The problem: Transcribe every line exactly. Leave the pictures behind.

## Begin

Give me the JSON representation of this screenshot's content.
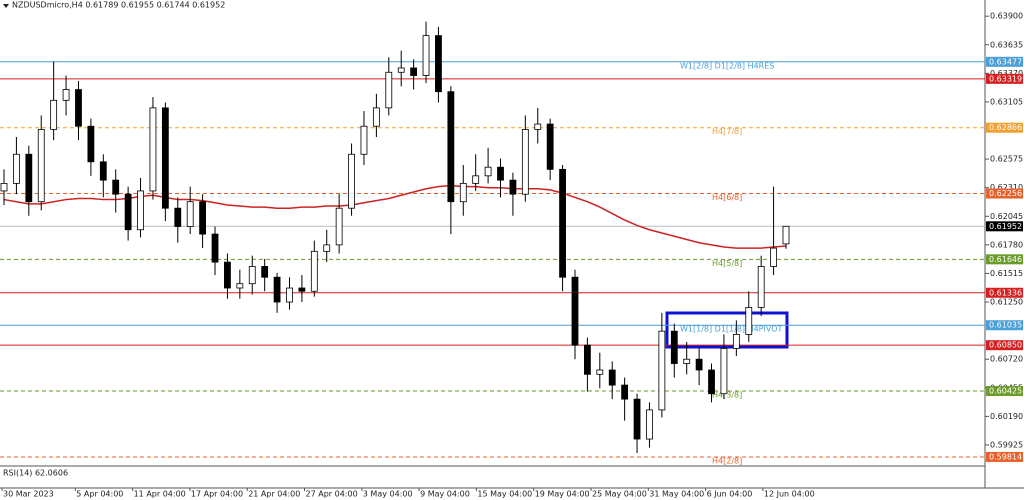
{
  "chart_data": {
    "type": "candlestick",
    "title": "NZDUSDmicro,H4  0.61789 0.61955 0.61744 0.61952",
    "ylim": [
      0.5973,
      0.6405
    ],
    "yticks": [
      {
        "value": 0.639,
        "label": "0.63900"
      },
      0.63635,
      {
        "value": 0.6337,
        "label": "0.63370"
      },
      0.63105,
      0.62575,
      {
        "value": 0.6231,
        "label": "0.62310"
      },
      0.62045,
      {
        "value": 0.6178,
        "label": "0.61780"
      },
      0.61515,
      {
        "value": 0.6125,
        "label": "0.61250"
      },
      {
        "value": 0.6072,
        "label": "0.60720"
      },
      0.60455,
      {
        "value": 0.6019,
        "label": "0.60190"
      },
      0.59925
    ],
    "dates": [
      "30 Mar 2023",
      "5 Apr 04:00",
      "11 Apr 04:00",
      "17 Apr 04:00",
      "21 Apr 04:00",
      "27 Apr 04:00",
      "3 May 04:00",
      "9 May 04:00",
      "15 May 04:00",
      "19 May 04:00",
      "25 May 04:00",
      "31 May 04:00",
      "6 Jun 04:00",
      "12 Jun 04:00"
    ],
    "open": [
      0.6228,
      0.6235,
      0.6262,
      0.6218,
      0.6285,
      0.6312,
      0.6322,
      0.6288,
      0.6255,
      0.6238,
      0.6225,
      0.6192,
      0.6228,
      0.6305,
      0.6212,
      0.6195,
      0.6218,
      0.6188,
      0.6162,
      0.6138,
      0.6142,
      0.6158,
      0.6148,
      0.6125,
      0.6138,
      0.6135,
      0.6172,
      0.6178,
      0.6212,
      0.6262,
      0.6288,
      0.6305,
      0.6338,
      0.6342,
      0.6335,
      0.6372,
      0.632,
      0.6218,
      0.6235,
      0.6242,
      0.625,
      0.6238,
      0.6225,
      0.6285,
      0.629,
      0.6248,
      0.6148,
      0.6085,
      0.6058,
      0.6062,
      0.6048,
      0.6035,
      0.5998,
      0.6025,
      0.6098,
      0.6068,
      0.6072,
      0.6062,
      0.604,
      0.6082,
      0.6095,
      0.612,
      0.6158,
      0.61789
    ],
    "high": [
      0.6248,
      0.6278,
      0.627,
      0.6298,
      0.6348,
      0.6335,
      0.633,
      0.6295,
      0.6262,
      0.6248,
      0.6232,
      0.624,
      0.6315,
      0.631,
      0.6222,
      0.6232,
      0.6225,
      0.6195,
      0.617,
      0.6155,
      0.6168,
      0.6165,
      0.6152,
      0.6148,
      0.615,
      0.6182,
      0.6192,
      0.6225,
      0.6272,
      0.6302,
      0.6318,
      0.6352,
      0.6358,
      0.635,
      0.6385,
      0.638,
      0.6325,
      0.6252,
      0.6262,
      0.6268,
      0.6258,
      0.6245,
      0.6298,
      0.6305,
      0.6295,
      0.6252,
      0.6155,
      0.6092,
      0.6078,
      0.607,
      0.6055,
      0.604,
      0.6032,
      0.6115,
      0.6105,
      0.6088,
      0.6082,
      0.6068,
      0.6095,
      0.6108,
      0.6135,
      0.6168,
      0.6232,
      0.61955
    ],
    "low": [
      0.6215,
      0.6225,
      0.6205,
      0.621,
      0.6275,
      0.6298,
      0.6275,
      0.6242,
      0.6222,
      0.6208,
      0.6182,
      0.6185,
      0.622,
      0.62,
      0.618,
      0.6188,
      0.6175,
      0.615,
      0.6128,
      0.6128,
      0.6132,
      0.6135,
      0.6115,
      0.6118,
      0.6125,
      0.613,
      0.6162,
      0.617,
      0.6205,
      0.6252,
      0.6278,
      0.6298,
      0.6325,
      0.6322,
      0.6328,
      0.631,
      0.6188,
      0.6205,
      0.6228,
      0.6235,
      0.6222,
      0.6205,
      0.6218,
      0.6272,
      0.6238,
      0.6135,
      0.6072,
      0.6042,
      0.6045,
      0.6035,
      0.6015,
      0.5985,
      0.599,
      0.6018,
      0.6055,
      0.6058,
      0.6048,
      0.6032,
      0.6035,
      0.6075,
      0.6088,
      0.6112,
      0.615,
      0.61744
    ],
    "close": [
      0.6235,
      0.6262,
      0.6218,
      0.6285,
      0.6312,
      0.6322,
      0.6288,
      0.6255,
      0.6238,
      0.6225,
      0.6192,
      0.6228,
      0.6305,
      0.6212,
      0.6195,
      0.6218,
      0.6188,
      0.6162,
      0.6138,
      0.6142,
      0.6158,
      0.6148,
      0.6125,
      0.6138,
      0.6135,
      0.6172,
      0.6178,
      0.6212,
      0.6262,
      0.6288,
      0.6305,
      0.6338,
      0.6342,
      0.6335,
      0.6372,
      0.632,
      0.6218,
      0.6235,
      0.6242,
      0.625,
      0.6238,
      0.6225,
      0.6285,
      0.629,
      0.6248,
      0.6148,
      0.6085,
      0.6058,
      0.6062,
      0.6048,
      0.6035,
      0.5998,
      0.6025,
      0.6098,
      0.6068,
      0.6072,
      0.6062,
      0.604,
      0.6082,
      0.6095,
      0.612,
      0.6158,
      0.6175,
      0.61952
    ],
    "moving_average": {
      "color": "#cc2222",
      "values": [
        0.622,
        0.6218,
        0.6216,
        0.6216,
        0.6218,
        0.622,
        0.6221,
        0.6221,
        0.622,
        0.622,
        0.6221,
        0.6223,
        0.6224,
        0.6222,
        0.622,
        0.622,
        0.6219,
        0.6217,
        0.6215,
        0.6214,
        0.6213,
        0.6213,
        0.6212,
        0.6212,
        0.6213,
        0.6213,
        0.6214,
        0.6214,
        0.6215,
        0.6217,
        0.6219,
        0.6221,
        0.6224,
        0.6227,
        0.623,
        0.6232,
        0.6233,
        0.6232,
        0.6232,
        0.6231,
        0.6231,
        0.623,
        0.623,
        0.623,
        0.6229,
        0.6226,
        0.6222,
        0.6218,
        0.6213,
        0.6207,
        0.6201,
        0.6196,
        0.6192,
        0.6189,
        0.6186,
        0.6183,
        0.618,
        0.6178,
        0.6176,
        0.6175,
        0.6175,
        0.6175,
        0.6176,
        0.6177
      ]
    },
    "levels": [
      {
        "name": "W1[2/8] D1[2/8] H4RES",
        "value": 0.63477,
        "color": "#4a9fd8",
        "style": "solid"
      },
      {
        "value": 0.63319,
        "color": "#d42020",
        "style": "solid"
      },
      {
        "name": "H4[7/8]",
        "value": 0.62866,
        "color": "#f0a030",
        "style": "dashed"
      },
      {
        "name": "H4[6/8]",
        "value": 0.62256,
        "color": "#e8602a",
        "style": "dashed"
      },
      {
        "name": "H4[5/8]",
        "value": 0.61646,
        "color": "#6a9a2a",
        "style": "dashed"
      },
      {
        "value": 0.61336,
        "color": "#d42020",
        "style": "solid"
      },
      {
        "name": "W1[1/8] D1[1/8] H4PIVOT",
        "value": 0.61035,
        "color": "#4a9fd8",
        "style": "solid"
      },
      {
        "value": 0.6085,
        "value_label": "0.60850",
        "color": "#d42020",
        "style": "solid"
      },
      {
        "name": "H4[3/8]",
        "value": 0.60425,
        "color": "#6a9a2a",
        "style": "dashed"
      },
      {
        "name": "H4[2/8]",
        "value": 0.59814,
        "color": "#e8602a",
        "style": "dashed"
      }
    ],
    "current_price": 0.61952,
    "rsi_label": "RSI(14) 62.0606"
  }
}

## End

Full solution:
Give me the JSON representation of this screenshot's content.
{
  "chart_data": {
    "type": "candlestick",
    "title": "NZDUSDmicro,H4  0.61789 0.61955 0.61744 0.61952",
    "ylim": [
      0.5973,
      0.6405
    ],
    "yticks": [
      {
        "value": 0.639,
        "label": "0.63900"
      },
      0.63635,
      {
        "value": 0.6337,
        "label": "0.63370"
      },
      0.63105,
      0.62575,
      {
        "value": 0.6231,
        "label": "0.62310"
      },
      0.62045,
      {
        "value": 0.6178,
        "label": "0.61780"
      },
      0.61515,
      {
        "value": 0.6125,
        "label": "0.61250"
      },
      {
        "value": 0.6072,
        "label": "0.60720"
      },
      0.60455,
      {
        "value": 0.6019,
        "label": "0.60190"
      },
      0.59925
    ],
    "dates": [
      "30 Mar 2023",
      "5 Apr 04:00",
      "11 Apr 04:00",
      "17 Apr 04:00",
      "21 Apr 04:00",
      "27 Apr 04:00",
      "3 May 04:00",
      "9 May 04:00",
      "15 May 04:00",
      "19 May 04:00",
      "25 May 04:00",
      "31 May 04:00",
      "6 Jun 04:00",
      "12 Jun 04:00"
    ],
    "open": [
      0.6228,
      0.6235,
      0.6262,
      0.6218,
      0.6285,
      0.6312,
      0.6322,
      0.6288,
      0.6255,
      0.6238,
      0.6225,
      0.6192,
      0.6228,
      0.6305,
      0.6212,
      0.6195,
      0.6218,
      0.6188,
      0.6162,
      0.6138,
      0.6142,
      0.6158,
      0.6148,
      0.6125,
      0.6138,
      0.6135,
      0.6172,
      0.6178,
      0.6212,
      0.6262,
      0.6288,
      0.6305,
      0.6338,
      0.6342,
      0.6335,
      0.6372,
      0.632,
      0.6218,
      0.6235,
      0.6242,
      0.625,
      0.6238,
      0.6225,
      0.6285,
      0.629,
      0.6248,
      0.6148,
      0.6085,
      0.6058,
      0.6062,
      0.6048,
      0.6035,
      0.5998,
      0.6025,
      0.6098,
      0.6068,
      0.6072,
      0.6062,
      0.604,
      0.6082,
      0.6095,
      0.612,
      0.6158,
      0.61789
    ],
    "high": [
      0.6248,
      0.6278,
      0.627,
      0.6298,
      0.6348,
      0.6335,
      0.633,
      0.6295,
      0.6262,
      0.6248,
      0.6232,
      0.624,
      0.6315,
      0.631,
      0.6222,
      0.6232,
      0.6225,
      0.6195,
      0.617,
      0.6155,
      0.6168,
      0.6165,
      0.6152,
      0.6148,
      0.615,
      0.6182,
      0.6192,
      0.6225,
      0.6272,
      0.6302,
      0.6318,
      0.6352,
      0.6358,
      0.635,
      0.6385,
      0.638,
      0.6325,
      0.6252,
      0.6262,
      0.6268,
      0.6258,
      0.6245,
      0.6298,
      0.6305,
      0.6295,
      0.6252,
      0.6155,
      0.6092,
      0.6078,
      0.607,
      0.6055,
      0.604,
      0.6032,
      0.6115,
      0.6105,
      0.6088,
      0.6082,
      0.6068,
      0.6095,
      0.6108,
      0.6135,
      0.6168,
      0.6232,
      0.61955
    ],
    "low": [
      0.6215,
      0.6225,
      0.6205,
      0.621,
      0.6275,
      0.6298,
      0.6275,
      0.6242,
      0.6222,
      0.6208,
      0.6182,
      0.6185,
      0.622,
      0.62,
      0.618,
      0.6188,
      0.6175,
      0.615,
      0.6128,
      0.6128,
      0.6132,
      0.6135,
      0.6115,
      0.6118,
      0.6125,
      0.613,
      0.6162,
      0.617,
      0.6205,
      0.6252,
      0.6278,
      0.6298,
      0.6325,
      0.6322,
      0.6328,
      0.631,
      0.6188,
      0.6205,
      0.6228,
      0.6235,
      0.6222,
      0.6205,
      0.6218,
      0.6272,
      0.6238,
      0.6135,
      0.6072,
      0.6042,
      0.6045,
      0.6035,
      0.6015,
      0.5985,
      0.599,
      0.6018,
      0.6055,
      0.6058,
      0.6048,
      0.6032,
      0.6035,
      0.6075,
      0.6088,
      0.6112,
      0.615,
      0.61744
    ],
    "close": [
      0.6235,
      0.6262,
      0.6218,
      0.6285,
      0.6312,
      0.6322,
      0.6288,
      0.6255,
      0.6238,
      0.6225,
      0.6192,
      0.6228,
      0.6305,
      0.6212,
      0.6195,
      0.6218,
      0.6188,
      0.6162,
      0.6138,
      0.6142,
      0.6158,
      0.6148,
      0.6125,
      0.6138,
      0.6135,
      0.6172,
      0.6178,
      0.6212,
      0.6262,
      0.6288,
      0.6305,
      0.6338,
      0.6342,
      0.6335,
      0.6372,
      0.632,
      0.6218,
      0.6235,
      0.6242,
      0.625,
      0.6238,
      0.6225,
      0.6285,
      0.629,
      0.6248,
      0.6148,
      0.6085,
      0.6058,
      0.6062,
      0.6048,
      0.6035,
      0.5998,
      0.6025,
      0.6098,
      0.6068,
      0.6072,
      0.6062,
      0.604,
      0.6082,
      0.6095,
      0.612,
      0.6158,
      0.6175,
      0.61952
    ],
    "moving_average": {
      "color": "#cc2222",
      "values": [
        0.622,
        0.6218,
        0.6216,
        0.6216,
        0.6218,
        0.622,
        0.6221,
        0.6221,
        0.622,
        0.622,
        0.6221,
        0.6223,
        0.6224,
        0.6222,
        0.622,
        0.622,
        0.6219,
        0.6217,
        0.6215,
        0.6214,
        0.6213,
        0.6213,
        0.6212,
        0.6212,
        0.6213,
        0.6213,
        0.6214,
        0.6214,
        0.6215,
        0.6217,
        0.6219,
        0.6221,
        0.6224,
        0.6227,
        0.623,
        0.6232,
        0.6233,
        0.6232,
        0.6232,
        0.6231,
        0.6231,
        0.623,
        0.623,
        0.623,
        0.6229,
        0.6226,
        0.6222,
        0.6218,
        0.6213,
        0.6207,
        0.6201,
        0.6196,
        0.6192,
        0.6189,
        0.6186,
        0.6183,
        0.618,
        0.6178,
        0.6176,
        0.6175,
        0.6175,
        0.6175,
        0.6176,
        0.6177
      ]
    },
    "levels": [
      {
        "name": "W1[2/8] D1[2/8] H4RES",
        "value": 0.63477,
        "color": "#4a9fd8",
        "style": "solid"
      },
      {
        "value": 0.63319,
        "color": "#d42020",
        "style": "solid"
      },
      {
        "name": "H4[7/8]",
        "value": 0.62866,
        "color": "#f0a030",
        "style": "dashed"
      },
      {
        "name": "H4[6/8]",
        "value": 0.62256,
        "color": "#e8602a",
        "style": "dashed"
      },
      {
        "name": "H4[5/8]",
        "value": 0.61646,
        "color": "#6a9a2a",
        "style": "dashed"
      },
      {
        "value": 0.61336,
        "color": "#d42020",
        "style": "solid"
      },
      {
        "name": "W1[1/8] D1[1/8] H4PIVOT",
        "value": 0.61035,
        "color": "#4a9fd8",
        "style": "solid"
      },
      {
        "value": 0.6085,
        "value_label": "0.60850",
        "color": "#d42020",
        "style": "solid"
      },
      {
        "name": "H4[3/8]",
        "value": 0.60425,
        "color": "#6a9a2a",
        "style": "dashed"
      },
      {
        "name": "H4[2/8]",
        "value": 0.59814,
        "color": "#e8602a",
        "style": "dashed"
      }
    ],
    "current_price": 0.61952,
    "rsi_label": "RSI(14) 62.0606"
  }
}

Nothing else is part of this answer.